## Requirements
Rewrite the stretch from the start of the entries below through the line containing "button[interactable]: Z [285,1329,477,1589]", switching every "interactable" to "clickable" and leaving everything else unchanged.

Part of a data file:

_ _ _ _ _

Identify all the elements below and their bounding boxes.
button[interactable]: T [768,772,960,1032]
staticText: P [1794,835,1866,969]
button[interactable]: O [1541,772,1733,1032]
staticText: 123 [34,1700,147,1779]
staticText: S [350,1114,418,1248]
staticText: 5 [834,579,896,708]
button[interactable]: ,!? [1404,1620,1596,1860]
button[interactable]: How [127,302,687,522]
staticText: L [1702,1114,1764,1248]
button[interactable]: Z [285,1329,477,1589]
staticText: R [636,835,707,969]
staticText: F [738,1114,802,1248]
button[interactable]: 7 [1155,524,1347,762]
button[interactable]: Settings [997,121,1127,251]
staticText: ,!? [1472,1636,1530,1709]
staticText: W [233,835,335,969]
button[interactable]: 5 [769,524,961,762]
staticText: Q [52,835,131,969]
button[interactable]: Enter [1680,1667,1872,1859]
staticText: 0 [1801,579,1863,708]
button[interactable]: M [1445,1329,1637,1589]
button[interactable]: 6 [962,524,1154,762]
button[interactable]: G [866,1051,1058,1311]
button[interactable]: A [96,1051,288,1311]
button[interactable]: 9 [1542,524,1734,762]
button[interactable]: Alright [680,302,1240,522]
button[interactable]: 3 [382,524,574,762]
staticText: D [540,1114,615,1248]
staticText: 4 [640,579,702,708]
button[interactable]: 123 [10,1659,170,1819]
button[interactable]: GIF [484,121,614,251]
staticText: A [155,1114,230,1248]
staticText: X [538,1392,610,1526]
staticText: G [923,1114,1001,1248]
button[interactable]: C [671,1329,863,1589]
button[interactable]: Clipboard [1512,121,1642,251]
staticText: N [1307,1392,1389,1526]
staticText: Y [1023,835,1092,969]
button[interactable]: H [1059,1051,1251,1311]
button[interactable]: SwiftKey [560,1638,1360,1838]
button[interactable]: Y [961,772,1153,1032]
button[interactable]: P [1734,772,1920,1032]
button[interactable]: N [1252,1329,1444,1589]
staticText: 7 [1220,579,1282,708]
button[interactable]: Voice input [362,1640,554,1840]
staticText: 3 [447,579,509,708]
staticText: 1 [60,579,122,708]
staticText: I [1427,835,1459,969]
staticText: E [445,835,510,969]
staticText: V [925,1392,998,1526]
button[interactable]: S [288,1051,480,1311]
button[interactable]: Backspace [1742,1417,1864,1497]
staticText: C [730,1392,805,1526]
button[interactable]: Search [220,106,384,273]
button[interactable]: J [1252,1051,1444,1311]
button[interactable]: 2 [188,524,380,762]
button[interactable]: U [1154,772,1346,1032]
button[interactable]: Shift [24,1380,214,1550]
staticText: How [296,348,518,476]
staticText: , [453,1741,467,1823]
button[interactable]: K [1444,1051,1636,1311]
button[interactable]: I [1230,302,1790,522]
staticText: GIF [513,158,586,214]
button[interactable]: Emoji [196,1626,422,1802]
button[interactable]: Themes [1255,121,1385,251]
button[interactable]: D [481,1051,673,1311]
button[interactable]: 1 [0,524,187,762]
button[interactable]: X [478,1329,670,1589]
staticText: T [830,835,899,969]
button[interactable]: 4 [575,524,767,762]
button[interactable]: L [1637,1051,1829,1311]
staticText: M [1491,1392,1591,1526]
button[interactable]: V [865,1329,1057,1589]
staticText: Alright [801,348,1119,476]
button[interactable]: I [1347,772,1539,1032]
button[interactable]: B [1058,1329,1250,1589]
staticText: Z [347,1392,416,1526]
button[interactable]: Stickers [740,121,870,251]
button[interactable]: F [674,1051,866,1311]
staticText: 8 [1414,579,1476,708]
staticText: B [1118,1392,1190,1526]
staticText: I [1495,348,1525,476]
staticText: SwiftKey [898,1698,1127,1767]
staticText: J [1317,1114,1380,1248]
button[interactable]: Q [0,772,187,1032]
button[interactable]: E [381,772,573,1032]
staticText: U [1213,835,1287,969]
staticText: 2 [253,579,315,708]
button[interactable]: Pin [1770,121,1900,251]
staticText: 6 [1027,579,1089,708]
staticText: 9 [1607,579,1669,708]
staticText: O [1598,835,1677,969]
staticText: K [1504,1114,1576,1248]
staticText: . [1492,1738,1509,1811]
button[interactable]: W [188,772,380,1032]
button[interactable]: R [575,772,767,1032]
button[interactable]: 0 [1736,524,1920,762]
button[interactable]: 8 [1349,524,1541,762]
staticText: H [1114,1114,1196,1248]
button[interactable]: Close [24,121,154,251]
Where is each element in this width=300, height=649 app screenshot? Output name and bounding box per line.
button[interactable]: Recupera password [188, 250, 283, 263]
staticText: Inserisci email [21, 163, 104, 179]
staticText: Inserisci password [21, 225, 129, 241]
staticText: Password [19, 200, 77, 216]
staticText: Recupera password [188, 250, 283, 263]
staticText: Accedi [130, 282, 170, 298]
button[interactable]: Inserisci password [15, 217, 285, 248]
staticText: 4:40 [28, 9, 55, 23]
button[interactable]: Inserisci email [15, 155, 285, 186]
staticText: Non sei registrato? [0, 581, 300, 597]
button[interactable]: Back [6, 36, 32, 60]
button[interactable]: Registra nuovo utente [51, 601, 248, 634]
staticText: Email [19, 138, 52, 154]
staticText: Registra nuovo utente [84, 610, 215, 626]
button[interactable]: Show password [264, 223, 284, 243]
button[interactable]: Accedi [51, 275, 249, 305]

_ _ _ _ _

## Exercise response
Identify all the elements below and their bounding boxes.
button[clickable]: T [768,772,960,1032]
staticText: P [1794,835,1866,969]
button[clickable]: O [1541,772,1733,1032]
staticText: 123 [34,1700,147,1779]
staticText: S [350,1114,418,1248]
staticText: 5 [834,579,896,708]
button[clickable]: ,!? [1404,1620,1596,1860]
button[clickable]: How [127,302,687,522]
staticText: L [1702,1114,1764,1248]
button[clickable]: Z [285,1329,477,1589]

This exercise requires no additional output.